THE PROBLEM = Write out the listing beneath this instruction in its entirety, exactly as it reads.

ENTRIES =

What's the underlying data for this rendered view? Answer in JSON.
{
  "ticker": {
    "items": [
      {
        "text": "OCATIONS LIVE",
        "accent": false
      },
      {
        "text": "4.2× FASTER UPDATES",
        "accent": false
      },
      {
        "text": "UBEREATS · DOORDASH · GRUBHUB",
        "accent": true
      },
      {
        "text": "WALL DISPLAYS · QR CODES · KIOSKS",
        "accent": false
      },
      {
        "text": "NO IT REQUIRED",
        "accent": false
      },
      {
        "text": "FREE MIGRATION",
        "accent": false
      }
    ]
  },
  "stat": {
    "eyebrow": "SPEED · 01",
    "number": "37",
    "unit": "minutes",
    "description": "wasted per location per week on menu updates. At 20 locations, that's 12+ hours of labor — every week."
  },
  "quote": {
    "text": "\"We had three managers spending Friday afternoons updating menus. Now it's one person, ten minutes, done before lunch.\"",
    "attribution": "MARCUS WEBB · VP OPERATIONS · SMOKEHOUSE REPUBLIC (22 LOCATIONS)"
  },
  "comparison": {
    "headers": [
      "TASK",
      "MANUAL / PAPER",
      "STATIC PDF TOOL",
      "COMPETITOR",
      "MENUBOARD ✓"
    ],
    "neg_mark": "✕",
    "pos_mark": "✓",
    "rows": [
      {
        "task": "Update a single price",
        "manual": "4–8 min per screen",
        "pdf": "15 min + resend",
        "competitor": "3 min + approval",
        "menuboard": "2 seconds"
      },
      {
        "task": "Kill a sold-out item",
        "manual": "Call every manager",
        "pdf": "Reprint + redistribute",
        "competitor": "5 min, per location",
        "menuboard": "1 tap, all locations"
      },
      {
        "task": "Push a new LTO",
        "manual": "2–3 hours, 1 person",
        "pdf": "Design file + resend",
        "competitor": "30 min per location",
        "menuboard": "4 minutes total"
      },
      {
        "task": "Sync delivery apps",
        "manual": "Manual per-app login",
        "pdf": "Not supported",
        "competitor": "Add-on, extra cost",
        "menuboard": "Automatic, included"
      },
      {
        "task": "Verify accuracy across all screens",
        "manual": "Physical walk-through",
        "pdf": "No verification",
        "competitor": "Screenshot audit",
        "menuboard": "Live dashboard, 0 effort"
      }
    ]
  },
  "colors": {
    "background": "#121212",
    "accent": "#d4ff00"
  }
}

SOLUTION FOR THIS TASK =
What's the underlying data for this rendered view? Answer in JSON.
{
  "ticker": {
    "items": [
      {
        "text": "OCATIONS LIVE",
        "accent": false
      },
      {
        "text": "4.2× FASTER UPDATES",
        "accent": false
      },
      {
        "text": "UBEREATS · DOORDASH · GRUBHUB",
        "accent": true
      },
      {
        "text": "WALL DISPLAYS · QR CODES · KIOSKS",
        "accent": false
      },
      {
        "text": "NO IT REQUIRED",
        "accent": false
      },
      {
        "text": "FREE MIGRATION",
        "accent": false
      }
    ]
  },
  "stat": {
    "eyebrow": "SPEED · 01",
    "number": "37",
    "unit": "minutes",
    "description": "wasted per location per week on menu updates. At 20 locations, that's 12+ hours of labor — every week."
  },
  "quote": {
    "text": "\"We had three managers spending Friday afternoons updating menus. Now it's one person, ten minutes, done before lunch.\"",
    "attribution": "MARCUS WEBB · VP OPERATIONS · SMOKEHOUSE REPUBLIC (22 LOCATIONS)"
  },
  "comparison": {
    "headers": [
      "TASK",
      "MANUAL / PAPER",
      "STATIC PDF TOOL",
      "COMPETITOR",
      "MENUBOARD ✓"
    ],
    "neg_mark": "✕",
    "pos_mark": "✓",
    "rows": [
      {
        "task": "Update a single price",
        "manual": "4–8 min per screen",
        "pdf": "15 min + resend",
        "competitor": "3 min + approval",
        "menuboard": "2 seconds"
      },
      {
        "task": "Kill a sold-out item",
        "manual": "Call every manager",
        "pdf": "Reprint + redistribute",
        "competitor": "5 min, per location",
        "menuboard": "1 tap, all locations"
      },
      {
        "task": "Push a new LTO",
        "manual": "2–3 hours, 1 person",
        "pdf": "Design file + resend",
        "competitor": "30 min per location",
        "menuboard": "4 minutes total"
      },
      {
        "task": "Sync delivery apps",
        "manual": "Manual per-app login",
        "pdf": "Not supported",
        "competitor": "Add-on, extra cost",
        "menuboard": "Automatic, included"
      },
      {
        "task": "Verify accuracy across all screens",
        "manual": "Physical walk-through",
        "pdf": "No verification",
        "competitor": "Screenshot audit",
        "menuboard": "Live dashboard, 0 effort"
      }
    ]
  },
  "colors": {
    "background": "#121212",
    "accent": "#d4ff00"
  }
}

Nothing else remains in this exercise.